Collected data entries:
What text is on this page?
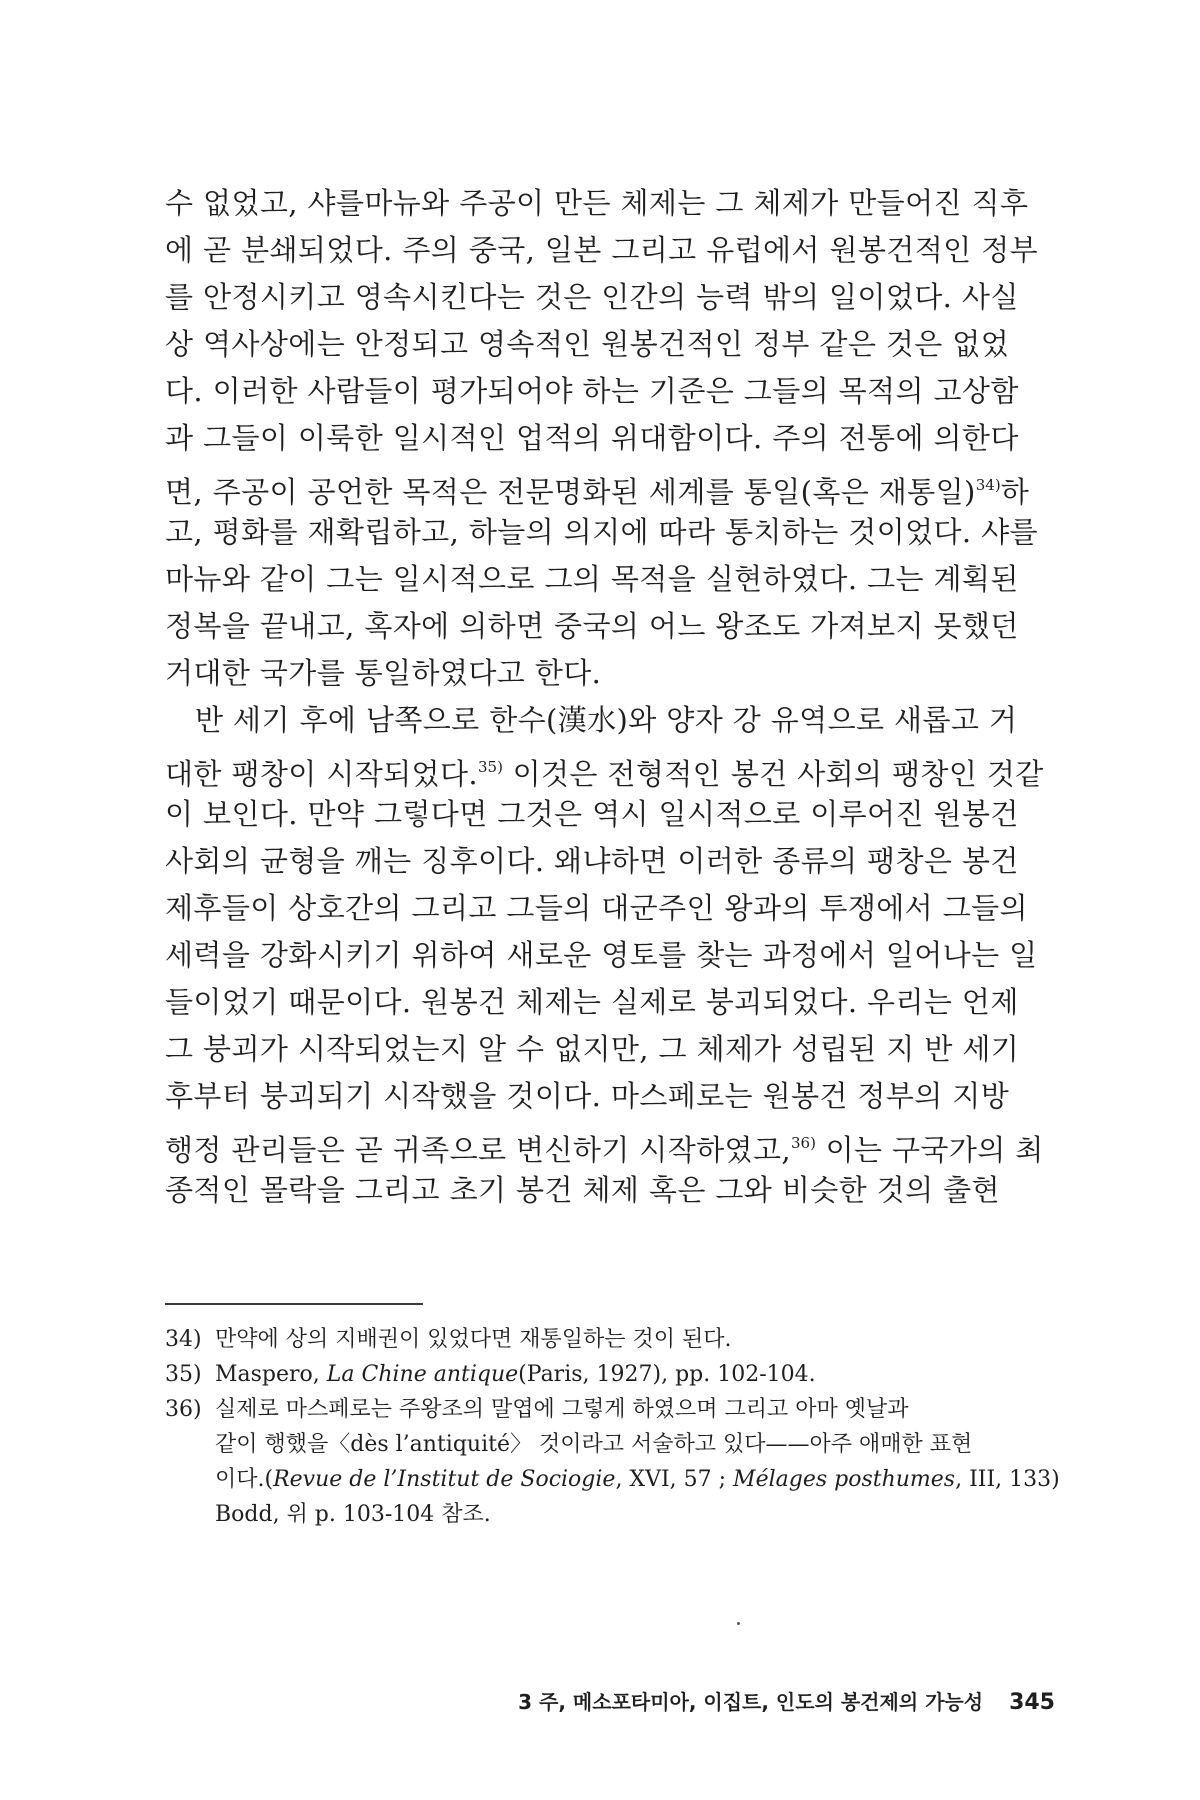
수 없었고, 샤를마뉴와 주공이 만든 체제는 그 체제가 만들어진 직후
에 곧 분쇄되었다. 주의 중국, 일본 그리고 유럽에서 원봉건적인 정부
를 안정시키고 영속시킨다는 것은 인간의 능력 밖의 일이었다. 사실
상 역사상에는 안정되고 영속적인 원봉건적인 정부 같은 것은 없었
다. 이러한 사람들이 평가되어야 하는 기준은 그들의 목적의 고상함
과 그들이 이룩한 일시적인 업적의 위대함이다. 주의 전통에 의한다
면, 주공이 공언한 목적은 전문명화된 세계를 통일(혹은 재통일)$^{34)}$하
고, 평화를 재확립하고, 하늘의 의지에 따라 통치하는 것이었다. 샤를
마뉴와 같이 그는 일시적으로 그의 목적을 실현하였다. 그는 계획된
정복을 끝내고, 혹자에 의하면 중국의 어느 왕조도 가져보지 못했던
거대한 국가를 통일하였다고 한다.
반 세기 후에 남쪽으로 한수(漢水)와 양자 강 유역으로 새롭고 거
대한 팽창이 시작되었다.$^{35)}$ 이것은 전형적인 봉건 사회의 팽창인 것같
이 보인다. 만약 그렇다면 그것은 역시 일시적으로 이루어진 원봉건
사회의 균형을 깨는 징후이다. 왜냐하면 이러한 종류의 팽창은 봉건
제후들이 상호간의 그리고 그들의 대군주인 왕과의 투쟁에서 그들의
세력을 강화시키기 위하여 새로운 영토를 찾는 과정에서 일어나는 일
들이었기 때문이다. 원봉건 체제는 실제로 붕괴되었다. 우리는 언제
그 붕괴가 시작되었는지 알 수 없지만, 그 체제가 성립된 지 반 세기
후부터 붕괴되기 시작했을 것이다. 마스페로는 원봉건 정부의 지방
행정 관리들은 곧 귀족으로 변신하기 시작하였고,$^{36)}$ 이는 구국가의 최
종적인 몰락을 그리고 초기 봉건 체제 혹은 그와 비슷한 것의 출현
34) 만약에 상의 지배권이 있었다면 재통일하는 것이 된다.
35) Maspero, La Chine antique(Paris, 1927), pp. 102-104.
36) 실제로 마스페로는 주왕조의 말엽에 그렇게 하였으며 그리고 아마 옛날과
같이 행했을〈dès l’antiquité〉 것이라고 서술하고 있다——아주 애매한 표현
이다.(Revue de l’Institut de Sociogie, XVI, 57 ; Mélages posthumes, III, 133)
Bodd, 위 p. 103-104 참조.
3 주, 메소포타미아, 이집트, 인도의 봉건제의 가능성 345
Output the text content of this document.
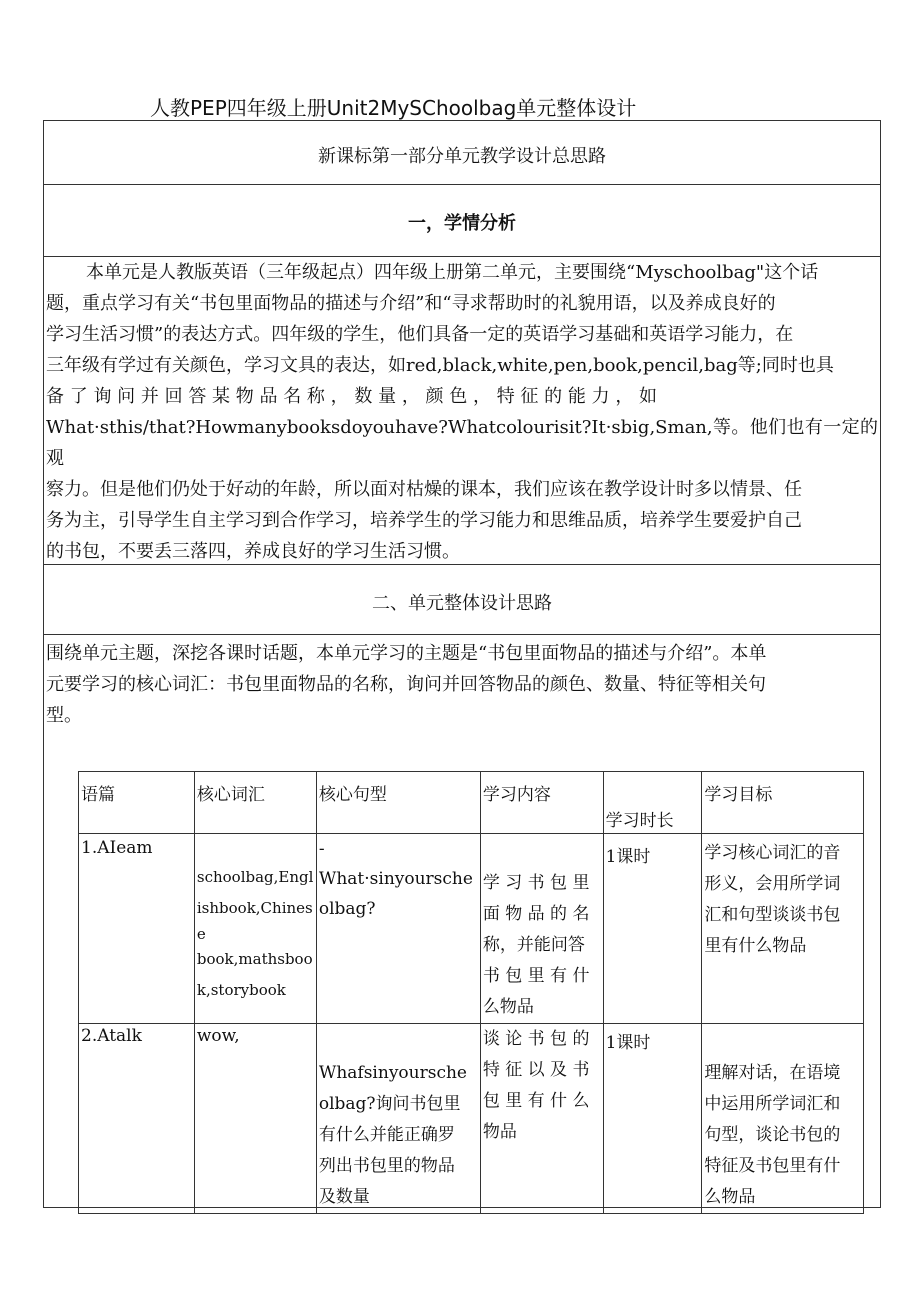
人教PEP四年级上册Unit2MySChoolbag单元整体设计
新课标第一部分单元教学设计总思路
一，学情分析
本单元是人教版英语（三年级起点）四年级上册第二单元，主要围绕“Myschoolbag"这个话
题，重点学习有关“书包里面物品的描述与介绍”和“寻求帮助时的礼貌用语，以及养成良好的
学习生活习惯”的表达方式。四年级的学生，他们具备一定的英语学习基础和英语学习能力，在
三年级有学过有关颜色，学习文具的表达，如red,black,white,pen,book,pencil,bag等;同时也具
备 了 询 问 并 回 答 某 物 品 名 称 ， 数 量 ， 颜 色 ， 特 征 的 能 力 ， 如
What·sthis/that?Howmanybooksdoyouhave?Whatcolourisit?It·sbig,Sman,等。他们也有一定的观
察力。但是他们仍处于好动的年龄，所以面对枯燥的课本，我们应该在教学设计时多以情景、任
务为主，引导学生自主学习到合作学习，培养学生的学习能力和思维品质，培养学生要爱护自己
的书包，不要丢三落四，养成良好的学习生活习惯。
二、单元整体设计思路
围绕单元主题，深挖各课时话题，本单元学习的主题是“书包里面物品的描述与介绍”。本单
元要学习的核心词汇：书包里面物品的名称，询问并回答物品的颜色、数量、特征等相关句
型。
语篇	核心词汇	核心句型	学习内容	学习时长	学习目标

1.AIeam	schoolbag,Engl
ishbook,Chines
e
book,mathsboo
k,storybook	-
What·sinyoursche
olbag?	学 习 书 包 里
面 物 品 的 名
称，并能问答
书 包 里 有 什
么物品	1课时	学习核心词汇的音
形义，会用所学词
汇和句型谈谈书包
里有什么物品

2.Atalk	wow,	Whafsinyoursche
olbag?询问书包里
有什么并能正确罗
列出书包里的物品
及数量	谈 论 书 包 的
特 征 以 及 书
包 里 有 什 么
物品	1课时	理解对话，在语境
中运用所学词汇和
句型，谈论书包的
特征及书包里有什
么物品
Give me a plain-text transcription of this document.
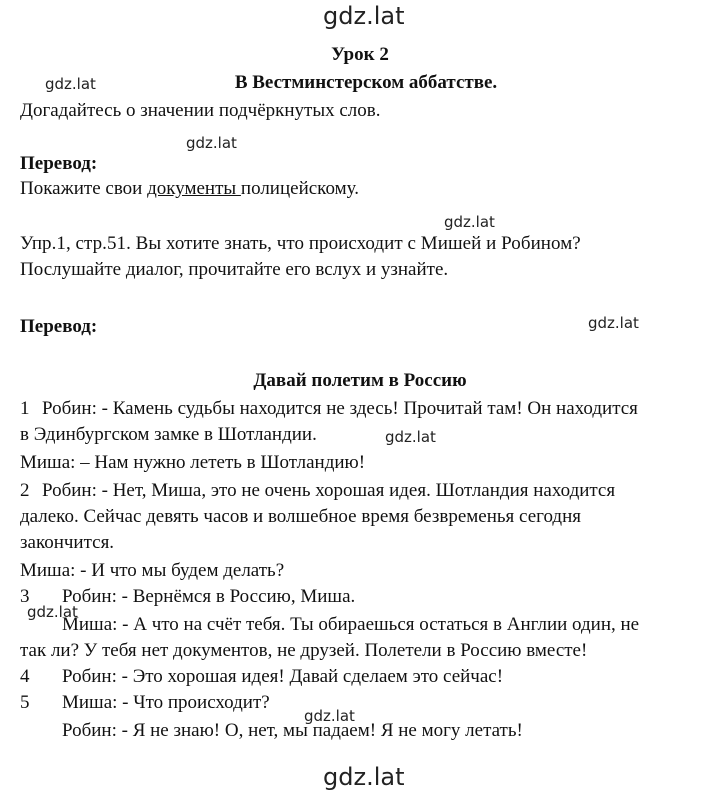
gdz.lat
gdz.lat
gdz.lat
gdz.lat
gdz.lat
gdz.lat
gdz.lat
gdz.lat
gdz.lat
Урок 2
В Вестминстерском аббатстве.
Догадайтесь о значении подчёркнутых слов.
Перевод:
Покажите свои документы полицейскому.
Упр.1, стр.51. Вы хотите знать, что происходит с Мишей и Робином?
Послушайте диалог, прочитайте его вслух и узнайте.
Перевод:
Давай полетим в Россию
1 Робин: - Камень судьбы находится не здесь! Прочитай там! Он находится
в Эдинбургском замке в Шотландии.
Миша: – Нам нужно лететь в Шотландию!
2 Робин: - Нет, Миша, это не очень хорошая идея. Шотландия находится
далеко. Сейчас девять часов и волшебное время безвременья сегодня
закончится.
Миша: - И что мы будем делать?
3 Робин: - Вернёмся в Россию, Миша.
Миша: - А что на счёт тебя. Ты обираешься остаться в Англии один, не
так ли? У тебя нет документов, не друзей. Полетели в Россию вместе!
4 Робин: - Это хорошая идея! Давай сделаем это сейчас!
5 Миша: - Что происходит?
Робин: - Я не знаю! О, нет, мы падаем! Я не могу летать!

To be done: Quote each record exactly as it stands, minus the pictures.

Correct result:
What text is on this page?
수 없었고, 샤를마뉴와 주공이 만든 체제는 그 체제가 만들어진 직후
에 곧 분쇄되었다. 주의 중국, 일본 그리고 유럽에서 원봉건적인 정부
를 안정시키고 영속시킨다는 것은 인간의 능력 밖의 일이었다. 사실
상 역사상에는 안정되고 영속적인 원봉건적인 정부 같은 것은 없었
다. 이러한 사람들이 평가되어야 하는 기준은 그들의 목적의 고상함
과 그들이 이룩한 일시적인 업적의 위대함이다. 주의 전통에 의한다
면, 주공이 공언한 목적은 전문명화된 세계를 통일(혹은 재통일)$^{34)}$하
고, 평화를 재확립하고, 하늘의 의지에 따라 통치하는 것이었다. 샤를
마뉴와 같이 그는 일시적으로 그의 목적을 실현하였다. 그는 계획된
정복을 끝내고, 혹자에 의하면 중국의 어느 왕조도 가져보지 못했던
거대한 국가를 통일하였다고 한다.
반 세기 후에 남쪽으로 한수(漢水)와 양자 강 유역으로 새롭고 거
대한 팽창이 시작되었다.$^{35)}$ 이것은 전형적인 봉건 사회의 팽창인 것같
이 보인다. 만약 그렇다면 그것은 역시 일시적으로 이루어진 원봉건
사회의 균형을 깨는 징후이다. 왜냐하면 이러한 종류의 팽창은 봉건
제후들이 상호간의 그리고 그들의 대군주인 왕과의 투쟁에서 그들의
세력을 강화시키기 위하여 새로운 영토를 찾는 과정에서 일어나는 일
들이었기 때문이다. 원봉건 체제는 실제로 붕괴되었다. 우리는 언제
그 붕괴가 시작되었는지 알 수 없지만, 그 체제가 성립된 지 반 세기
후부터 붕괴되기 시작했을 것이다. 마스페로는 원봉건 정부의 지방
행정 관리들은 곧 귀족으로 변신하기 시작하였고,$^{36)}$ 이는 구국가의 최
종적인 몰락을 그리고 초기 봉건 체제 혹은 그와 비슷한 것의 출현
34) 만약에 상의 지배권이 있었다면 재통일하는 것이 된다.
35) Maspero, La Chine antique(Paris, 1927), pp. 102-104.
36) 실제로 마스페로는 주왕조의 말엽에 그렇게 하였으며 그리고 아마 옛날과
같이 행했을〈dès l’antiquité〉 것이라고 서술하고 있다——아주 애매한 표현
이다.(Revue de l’Institut de Sociogie, XVI, 57 ; Mélages posthumes, III, 133)
Bodd, 위 p. 103-104 참조.
3 주, 메소포타미아, 이집트, 인도의 봉건제의 가능성 345
Output the text content of this document.
人教PEP四年级上册Unit2MySChoolbag单元整体设计
新课标第一部分单元教学设计总思路
一，学情分析
本单元是人教版英语（三年级起点）四年级上册第二单元，主要围绕“Myschoolbag"这个话
题，重点学习有关“书包里面物品的描述与介绍”和“寻求帮助时的礼貌用语，以及养成良好的
学习生活习惯”的表达方式。四年级的学生，他们具备一定的英语学习基础和英语学习能力，在
三年级有学过有关颜色，学习文具的表达，如red,black,white,pen,book,pencil,bag等;同时也具
备 了 询 问 并 回 答 某 物 品 名 称 ， 数 量 ， 颜 色 ， 特 征 的 能 力 ， 如
What·sthis/that?Howmanybooksdoyouhave?Whatcolourisit?It·sbig,Sman,等。他们也有一定的观
察力。但是他们仍处于好动的年龄，所以面对枯燥的课本，我们应该在教学设计时多以情景、任
务为主，引导学生自主学习到合作学习，培养学生的学习能力和思维品质，培养学生要爱护自己
的书包，不要丢三落四，养成良好的学习生活习惯。
二、单元整体设计思路
围绕单元主题，深挖各课时话题，本单元学习的主题是“书包里面物品的描述与介绍”。本单
元要学习的核心词汇：书包里面物品的名称，询问并回答物品的颜色、数量、特征等相关句
型。
语篇	核心词汇	核心句型	学习内容	学习时长	学习目标

1.AIeam	schoolbag,Engl
ishbook,Chines
e
book,mathsboo
k,storybook	-
What·sinyoursche
olbag?	学 习 书 包 里
面 物 品 的 名
称，并能问答
书 包 里 有 什
么物品	1课时	学习核心词汇的音
形义，会用所学词
汇和句型谈谈书包
里有什么物品

2.Atalk	wow,	Whafsinyoursche
olbag?询问书包里
有什么并能正确罗
列出书包里的物品
及数量	谈 论 书 包 的
特 征 以 及 书
包 里 有 什 么
物品	1课时	理解对话，在语境
中运用所学词汇和
句型，谈论书包的
特征及书包里有什
么物品
Give me a plain-text transcription of this document.
gdz.lat
gdz.lat
gdz.lat
gdz.lat
gdz.lat
gdz.lat
gdz.lat
gdz.lat
gdz.lat
Урок 2
В Вестминстерском аббатстве.
Догадайтесь о значении подчёркнутых слов.
Перевод:
Покажите свои документы полицейскому.
Упр.1, стр.51. Вы хотите знать, что происходит с Мишей и Робином?
Послушайте диалог, прочитайте его вслух и узнайте.
Перевод:
Давай полетим в Россию
1 Робин: - Камень судьбы находится не здесь! Прочитай там! Он находится
в Эдинбургском замке в Шотландии.
Миша: – Нам нужно лететь в Шотландию!
2 Робин: - Нет, Миша, это не очень хорошая идея. Шотландия находится
далеко. Сейчас девять часов и волшебное время безвременья сегодня
закончится.
Миша: - И что мы будем делать?
3 Робин: - Вернёмся в Россию, Миша.
Миша: - А что на счёт тебя. Ты обираешься остаться в Англии один, не
так ли? У тебя нет документов, не друзей. Полетели в Россию вместе!
4 Робин: - Это хорошая идея! Давай сделаем это сейчас!
5 Миша: - Что происходит?
Робин: - Я не знаю! О, нет, мы падаем! Я не могу летать!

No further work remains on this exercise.